● **Task to carry out**: Which lines hold the word "vuřty"? Show each of them.

(Entries from a dataset)
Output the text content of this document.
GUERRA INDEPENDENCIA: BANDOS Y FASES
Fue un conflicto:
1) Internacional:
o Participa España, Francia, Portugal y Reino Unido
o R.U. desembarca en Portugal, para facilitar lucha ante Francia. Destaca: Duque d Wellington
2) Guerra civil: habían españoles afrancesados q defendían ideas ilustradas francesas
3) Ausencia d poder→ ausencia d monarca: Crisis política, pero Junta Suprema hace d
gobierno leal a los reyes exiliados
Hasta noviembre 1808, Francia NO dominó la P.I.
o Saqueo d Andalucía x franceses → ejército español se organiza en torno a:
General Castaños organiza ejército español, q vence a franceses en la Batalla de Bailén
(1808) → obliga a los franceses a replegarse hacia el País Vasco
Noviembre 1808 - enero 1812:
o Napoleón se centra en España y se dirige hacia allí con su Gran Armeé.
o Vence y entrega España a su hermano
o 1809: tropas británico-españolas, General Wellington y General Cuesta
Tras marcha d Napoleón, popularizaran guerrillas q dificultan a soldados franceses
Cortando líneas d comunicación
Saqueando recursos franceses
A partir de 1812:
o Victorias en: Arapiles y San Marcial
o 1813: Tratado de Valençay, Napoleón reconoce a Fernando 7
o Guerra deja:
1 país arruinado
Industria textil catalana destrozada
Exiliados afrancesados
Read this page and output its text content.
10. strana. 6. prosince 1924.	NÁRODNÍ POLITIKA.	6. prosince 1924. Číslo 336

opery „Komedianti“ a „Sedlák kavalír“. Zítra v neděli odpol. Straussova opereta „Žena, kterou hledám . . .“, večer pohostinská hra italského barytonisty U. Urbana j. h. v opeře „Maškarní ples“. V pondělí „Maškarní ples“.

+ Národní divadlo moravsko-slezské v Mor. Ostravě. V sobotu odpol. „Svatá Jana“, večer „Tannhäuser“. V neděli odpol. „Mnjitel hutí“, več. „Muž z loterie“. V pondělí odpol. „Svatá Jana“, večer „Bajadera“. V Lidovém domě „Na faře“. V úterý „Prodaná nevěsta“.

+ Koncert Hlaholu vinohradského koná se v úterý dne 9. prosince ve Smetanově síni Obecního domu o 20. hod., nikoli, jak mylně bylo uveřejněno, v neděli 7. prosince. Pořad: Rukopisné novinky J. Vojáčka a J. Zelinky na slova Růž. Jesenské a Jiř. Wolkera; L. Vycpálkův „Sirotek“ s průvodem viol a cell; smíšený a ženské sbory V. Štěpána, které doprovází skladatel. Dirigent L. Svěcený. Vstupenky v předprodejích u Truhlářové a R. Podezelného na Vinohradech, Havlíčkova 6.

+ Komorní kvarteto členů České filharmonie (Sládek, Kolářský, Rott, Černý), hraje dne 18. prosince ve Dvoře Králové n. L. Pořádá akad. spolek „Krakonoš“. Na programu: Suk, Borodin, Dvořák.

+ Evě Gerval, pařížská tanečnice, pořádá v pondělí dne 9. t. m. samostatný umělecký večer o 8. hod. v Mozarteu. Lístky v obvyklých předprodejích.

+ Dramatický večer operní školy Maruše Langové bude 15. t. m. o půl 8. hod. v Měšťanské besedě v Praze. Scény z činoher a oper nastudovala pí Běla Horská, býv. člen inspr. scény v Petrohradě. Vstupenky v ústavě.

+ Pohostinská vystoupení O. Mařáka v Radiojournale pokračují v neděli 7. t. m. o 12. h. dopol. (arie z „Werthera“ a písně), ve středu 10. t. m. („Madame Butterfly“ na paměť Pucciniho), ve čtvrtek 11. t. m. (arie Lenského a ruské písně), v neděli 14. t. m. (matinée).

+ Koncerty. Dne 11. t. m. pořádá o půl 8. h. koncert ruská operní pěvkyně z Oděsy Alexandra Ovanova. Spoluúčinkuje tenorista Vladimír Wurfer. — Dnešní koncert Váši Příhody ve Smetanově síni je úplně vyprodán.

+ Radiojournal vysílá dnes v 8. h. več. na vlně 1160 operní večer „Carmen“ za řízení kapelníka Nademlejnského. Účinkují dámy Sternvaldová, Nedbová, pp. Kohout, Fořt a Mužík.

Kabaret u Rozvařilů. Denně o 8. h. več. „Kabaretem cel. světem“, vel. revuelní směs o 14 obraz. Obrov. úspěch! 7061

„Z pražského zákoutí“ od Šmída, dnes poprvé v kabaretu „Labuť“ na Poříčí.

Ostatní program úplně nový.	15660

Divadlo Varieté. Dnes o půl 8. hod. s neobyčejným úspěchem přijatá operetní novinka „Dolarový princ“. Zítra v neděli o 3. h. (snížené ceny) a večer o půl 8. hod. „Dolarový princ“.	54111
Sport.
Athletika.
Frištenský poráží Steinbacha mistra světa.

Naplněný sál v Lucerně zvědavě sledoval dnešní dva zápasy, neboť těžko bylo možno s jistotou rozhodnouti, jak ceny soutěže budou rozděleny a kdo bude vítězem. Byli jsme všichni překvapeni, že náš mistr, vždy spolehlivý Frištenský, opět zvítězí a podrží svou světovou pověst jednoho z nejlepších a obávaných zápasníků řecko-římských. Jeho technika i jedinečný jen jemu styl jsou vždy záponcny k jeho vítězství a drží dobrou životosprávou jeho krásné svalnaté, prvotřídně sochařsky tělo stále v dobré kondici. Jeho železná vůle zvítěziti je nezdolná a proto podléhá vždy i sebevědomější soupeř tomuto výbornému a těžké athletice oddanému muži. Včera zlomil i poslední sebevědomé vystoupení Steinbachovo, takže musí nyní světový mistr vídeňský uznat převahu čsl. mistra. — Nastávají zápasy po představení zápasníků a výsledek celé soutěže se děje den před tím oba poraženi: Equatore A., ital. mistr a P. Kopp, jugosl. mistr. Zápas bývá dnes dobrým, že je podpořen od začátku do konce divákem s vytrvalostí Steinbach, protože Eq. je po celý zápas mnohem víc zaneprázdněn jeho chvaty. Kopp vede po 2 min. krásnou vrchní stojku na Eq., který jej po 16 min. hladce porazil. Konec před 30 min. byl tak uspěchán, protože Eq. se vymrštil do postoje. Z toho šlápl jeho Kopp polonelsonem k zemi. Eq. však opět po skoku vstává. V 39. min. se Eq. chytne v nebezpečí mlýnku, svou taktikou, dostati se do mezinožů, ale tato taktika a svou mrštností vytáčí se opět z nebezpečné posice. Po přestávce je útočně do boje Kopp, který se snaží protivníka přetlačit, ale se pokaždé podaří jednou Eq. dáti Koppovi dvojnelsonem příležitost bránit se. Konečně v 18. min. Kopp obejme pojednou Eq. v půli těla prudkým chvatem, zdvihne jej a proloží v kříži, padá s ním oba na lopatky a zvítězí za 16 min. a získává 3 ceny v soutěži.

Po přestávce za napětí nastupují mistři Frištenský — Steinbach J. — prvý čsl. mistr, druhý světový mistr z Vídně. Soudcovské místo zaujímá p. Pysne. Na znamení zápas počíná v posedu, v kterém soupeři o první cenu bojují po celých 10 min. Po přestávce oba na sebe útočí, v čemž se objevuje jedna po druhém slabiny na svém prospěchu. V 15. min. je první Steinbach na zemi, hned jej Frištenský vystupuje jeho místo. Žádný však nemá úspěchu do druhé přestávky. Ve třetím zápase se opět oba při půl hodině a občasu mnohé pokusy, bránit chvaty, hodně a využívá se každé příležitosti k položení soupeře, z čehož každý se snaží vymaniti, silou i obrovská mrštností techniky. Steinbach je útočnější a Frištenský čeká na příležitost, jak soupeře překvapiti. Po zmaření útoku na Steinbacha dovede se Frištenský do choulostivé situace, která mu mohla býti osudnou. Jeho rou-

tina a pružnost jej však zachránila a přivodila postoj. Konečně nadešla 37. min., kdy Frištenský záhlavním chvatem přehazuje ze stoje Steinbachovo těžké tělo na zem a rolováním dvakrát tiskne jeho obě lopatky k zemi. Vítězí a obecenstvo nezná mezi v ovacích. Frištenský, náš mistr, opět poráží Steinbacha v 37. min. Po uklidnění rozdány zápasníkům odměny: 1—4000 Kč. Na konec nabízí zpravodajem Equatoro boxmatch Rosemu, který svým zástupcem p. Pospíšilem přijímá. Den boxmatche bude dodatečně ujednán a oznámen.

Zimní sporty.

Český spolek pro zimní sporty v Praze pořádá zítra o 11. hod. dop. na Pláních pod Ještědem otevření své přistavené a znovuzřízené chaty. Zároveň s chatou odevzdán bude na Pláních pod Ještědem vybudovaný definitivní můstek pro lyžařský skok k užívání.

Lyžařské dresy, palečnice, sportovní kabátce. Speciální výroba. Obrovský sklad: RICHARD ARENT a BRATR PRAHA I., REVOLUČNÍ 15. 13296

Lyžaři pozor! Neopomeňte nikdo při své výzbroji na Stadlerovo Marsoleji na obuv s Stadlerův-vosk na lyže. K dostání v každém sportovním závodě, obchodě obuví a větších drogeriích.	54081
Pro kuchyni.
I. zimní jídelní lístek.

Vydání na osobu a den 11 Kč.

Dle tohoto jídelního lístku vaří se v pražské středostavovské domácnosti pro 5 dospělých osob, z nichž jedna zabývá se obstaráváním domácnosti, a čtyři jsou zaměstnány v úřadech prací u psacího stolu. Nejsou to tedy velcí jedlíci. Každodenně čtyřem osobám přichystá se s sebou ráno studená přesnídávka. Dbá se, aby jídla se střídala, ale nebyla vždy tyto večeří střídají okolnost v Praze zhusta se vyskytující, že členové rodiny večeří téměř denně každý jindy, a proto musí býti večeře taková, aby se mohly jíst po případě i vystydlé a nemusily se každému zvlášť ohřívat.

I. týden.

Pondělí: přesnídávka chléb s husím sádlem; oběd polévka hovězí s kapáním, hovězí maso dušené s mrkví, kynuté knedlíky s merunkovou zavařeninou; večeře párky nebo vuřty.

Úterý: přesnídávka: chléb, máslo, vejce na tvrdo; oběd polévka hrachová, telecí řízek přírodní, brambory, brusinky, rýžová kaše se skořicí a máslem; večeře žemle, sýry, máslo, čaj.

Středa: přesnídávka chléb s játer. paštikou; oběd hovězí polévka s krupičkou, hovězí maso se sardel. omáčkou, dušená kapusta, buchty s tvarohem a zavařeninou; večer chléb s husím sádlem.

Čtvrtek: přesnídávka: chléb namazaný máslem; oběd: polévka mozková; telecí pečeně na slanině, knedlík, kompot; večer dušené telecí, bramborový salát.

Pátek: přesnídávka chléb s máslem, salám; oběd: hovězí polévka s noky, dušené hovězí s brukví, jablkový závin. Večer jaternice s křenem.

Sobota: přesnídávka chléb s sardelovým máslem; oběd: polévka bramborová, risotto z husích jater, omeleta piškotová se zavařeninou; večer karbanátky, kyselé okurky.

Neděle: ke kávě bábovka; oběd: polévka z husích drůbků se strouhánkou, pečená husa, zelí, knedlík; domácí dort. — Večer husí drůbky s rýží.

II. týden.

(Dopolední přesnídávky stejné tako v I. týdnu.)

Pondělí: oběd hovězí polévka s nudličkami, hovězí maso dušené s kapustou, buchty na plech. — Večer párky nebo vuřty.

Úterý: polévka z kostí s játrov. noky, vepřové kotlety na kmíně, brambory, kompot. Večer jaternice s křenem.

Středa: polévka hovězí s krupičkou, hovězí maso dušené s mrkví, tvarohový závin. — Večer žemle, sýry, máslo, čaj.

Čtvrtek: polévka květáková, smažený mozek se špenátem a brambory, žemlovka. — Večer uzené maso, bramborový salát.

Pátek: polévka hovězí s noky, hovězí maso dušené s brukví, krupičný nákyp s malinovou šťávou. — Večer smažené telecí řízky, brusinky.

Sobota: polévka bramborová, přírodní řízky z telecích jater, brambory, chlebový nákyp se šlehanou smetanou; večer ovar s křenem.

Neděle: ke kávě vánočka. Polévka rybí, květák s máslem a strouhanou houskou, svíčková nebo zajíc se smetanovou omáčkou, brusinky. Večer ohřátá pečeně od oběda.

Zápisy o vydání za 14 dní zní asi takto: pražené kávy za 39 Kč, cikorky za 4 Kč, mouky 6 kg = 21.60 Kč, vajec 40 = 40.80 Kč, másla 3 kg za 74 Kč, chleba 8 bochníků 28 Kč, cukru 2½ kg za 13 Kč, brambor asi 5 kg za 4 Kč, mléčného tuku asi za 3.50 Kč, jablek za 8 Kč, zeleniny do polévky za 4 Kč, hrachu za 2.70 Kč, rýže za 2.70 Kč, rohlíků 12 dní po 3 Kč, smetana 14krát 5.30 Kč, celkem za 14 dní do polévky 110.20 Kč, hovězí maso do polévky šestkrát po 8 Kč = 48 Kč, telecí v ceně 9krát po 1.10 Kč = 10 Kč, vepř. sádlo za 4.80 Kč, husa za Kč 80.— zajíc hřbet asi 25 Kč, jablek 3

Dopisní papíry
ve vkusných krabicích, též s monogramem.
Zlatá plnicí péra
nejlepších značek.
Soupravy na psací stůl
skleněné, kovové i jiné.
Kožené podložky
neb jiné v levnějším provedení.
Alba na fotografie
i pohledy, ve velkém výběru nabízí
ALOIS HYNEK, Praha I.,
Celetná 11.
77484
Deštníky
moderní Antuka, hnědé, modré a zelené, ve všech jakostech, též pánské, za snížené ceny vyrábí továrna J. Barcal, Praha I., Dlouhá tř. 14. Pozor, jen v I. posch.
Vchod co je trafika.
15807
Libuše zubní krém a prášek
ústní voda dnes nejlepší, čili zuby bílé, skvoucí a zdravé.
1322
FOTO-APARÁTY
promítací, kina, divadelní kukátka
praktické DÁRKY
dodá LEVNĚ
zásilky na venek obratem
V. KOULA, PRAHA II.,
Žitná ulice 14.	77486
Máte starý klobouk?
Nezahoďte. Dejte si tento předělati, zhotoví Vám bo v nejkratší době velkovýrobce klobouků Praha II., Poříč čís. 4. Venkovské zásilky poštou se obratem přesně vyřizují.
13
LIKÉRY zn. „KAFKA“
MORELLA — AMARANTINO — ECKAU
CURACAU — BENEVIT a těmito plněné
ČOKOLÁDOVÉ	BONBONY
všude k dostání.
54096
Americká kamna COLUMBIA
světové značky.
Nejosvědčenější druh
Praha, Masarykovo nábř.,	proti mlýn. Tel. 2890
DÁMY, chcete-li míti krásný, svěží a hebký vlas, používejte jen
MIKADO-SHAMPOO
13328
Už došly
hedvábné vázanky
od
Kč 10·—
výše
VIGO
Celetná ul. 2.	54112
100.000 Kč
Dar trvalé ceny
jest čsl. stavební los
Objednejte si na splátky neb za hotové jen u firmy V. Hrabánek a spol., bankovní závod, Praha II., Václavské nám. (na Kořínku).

● **Result of this exercise**:
Pondělí: přesnídávka chléb s husím sádlem; oběd polévka hovězí s kapáním, hovězí maso dušené s mrkví, kynuté knedlíky s merunkovou zavařeninou; večeře párky nebo vuřty.
Pondělí: oběd hovězí polévka s nudličkami, hovězí maso dušené s kapustou, buchty na plech. — Večer párky nebo vuřty.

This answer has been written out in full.